* Description of the task:
Below are some records; repeat them all exactly, minus the pictures.
━━ Material to process
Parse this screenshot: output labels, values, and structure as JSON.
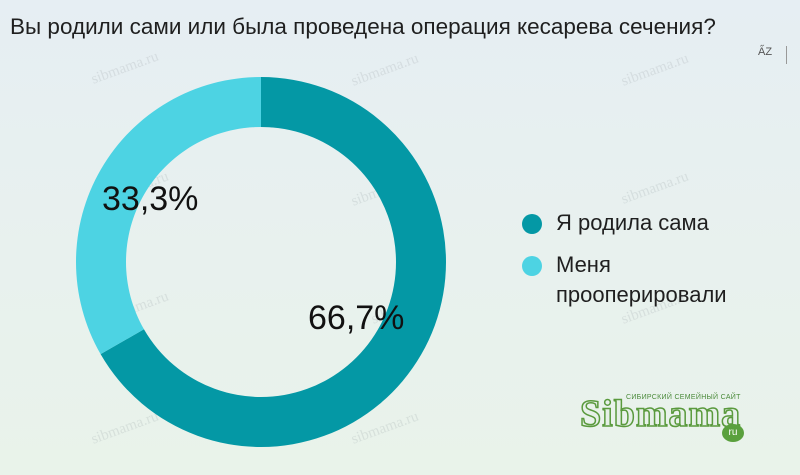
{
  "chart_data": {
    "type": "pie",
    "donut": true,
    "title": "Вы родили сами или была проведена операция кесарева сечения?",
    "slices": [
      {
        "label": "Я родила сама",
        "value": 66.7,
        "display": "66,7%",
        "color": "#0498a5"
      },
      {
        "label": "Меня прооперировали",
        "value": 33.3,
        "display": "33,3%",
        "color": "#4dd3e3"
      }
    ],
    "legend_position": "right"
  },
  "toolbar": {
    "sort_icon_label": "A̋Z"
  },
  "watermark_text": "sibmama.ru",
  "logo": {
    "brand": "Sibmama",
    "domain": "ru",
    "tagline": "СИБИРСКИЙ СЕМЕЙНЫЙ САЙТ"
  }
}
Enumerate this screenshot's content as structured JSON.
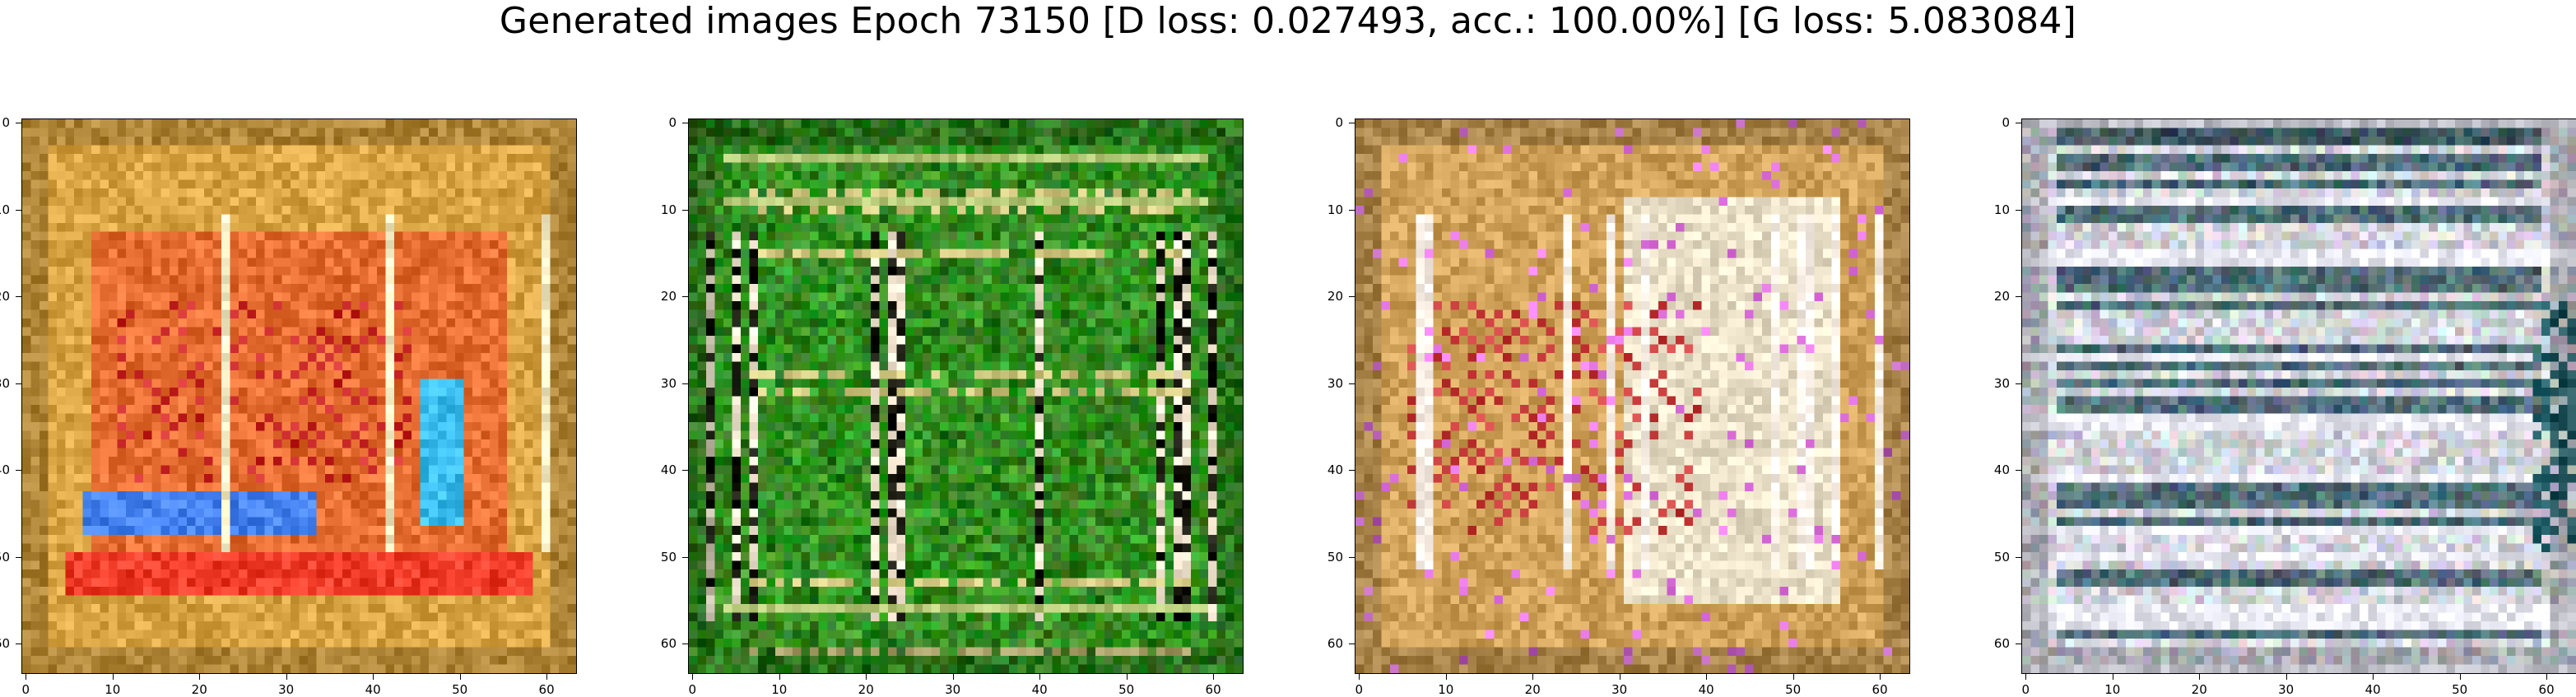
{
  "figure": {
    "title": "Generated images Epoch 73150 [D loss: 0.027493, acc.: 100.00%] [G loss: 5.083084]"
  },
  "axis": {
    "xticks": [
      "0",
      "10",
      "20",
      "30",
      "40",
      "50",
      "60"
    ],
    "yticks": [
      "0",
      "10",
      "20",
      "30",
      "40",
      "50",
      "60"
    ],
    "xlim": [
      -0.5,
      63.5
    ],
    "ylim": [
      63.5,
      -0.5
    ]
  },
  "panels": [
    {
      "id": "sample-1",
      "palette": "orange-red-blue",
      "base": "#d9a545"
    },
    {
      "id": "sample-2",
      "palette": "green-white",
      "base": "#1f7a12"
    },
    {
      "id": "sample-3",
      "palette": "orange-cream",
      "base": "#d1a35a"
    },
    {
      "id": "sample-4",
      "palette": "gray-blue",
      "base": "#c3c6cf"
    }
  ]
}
━━━━
* Solution to this problem:
Parse this screenshot: output labels, values, and structure as JSON.
{
  "chart_data": {
    "type": "pie",
    "donut": true,
    "title": "Вы родили сами или была проведена операция кесарева сечения?",
    "slices": [
      {
        "label": "Я родила сама",
        "value": 66.7,
        "display": "66,7%",
        "color": "#0498a5"
      },
      {
        "label": "Меня прооперировали",
        "value": 33.3,
        "display": "33,3%",
        "color": "#4dd3e3"
      }
    ],
    "legend_position": "right"
  },
  "toolbar": {
    "sort_icon_label": "A̋Z"
  },
  "watermark_text": "sibmama.ru",
  "logo": {
    "brand": "Sibmama",
    "domain": "ru",
    "tagline": "СИБИРСКИЙ СЕМЕЙНЫЙ САЙТ"
  }
}
Enumerate this screenshot's content as structured JSON.
{
  "figure": {
    "title": "Generated images Epoch 73150 [D loss: 0.027493, acc.: 100.00%] [G loss: 5.083084]"
  },
  "axis": {
    "xticks": [
      "0",
      "10",
      "20",
      "30",
      "40",
      "50",
      "60"
    ],
    "yticks": [
      "0",
      "10",
      "20",
      "30",
      "40",
      "50",
      "60"
    ],
    "xlim": [
      -0.5,
      63.5
    ],
    "ylim": [
      63.5,
      -0.5
    ]
  },
  "panels": [
    {
      "id": "sample-1",
      "palette": "orange-red-blue",
      "base": "#d9a545"
    },
    {
      "id": "sample-2",
      "palette": "green-white",
      "base": "#1f7a12"
    },
    {
      "id": "sample-3",
      "palette": "orange-cream",
      "base": "#d1a35a"
    },
    {
      "id": "sample-4",
      "palette": "gray-blue",
      "base": "#c3c6cf"
    }
  ]
}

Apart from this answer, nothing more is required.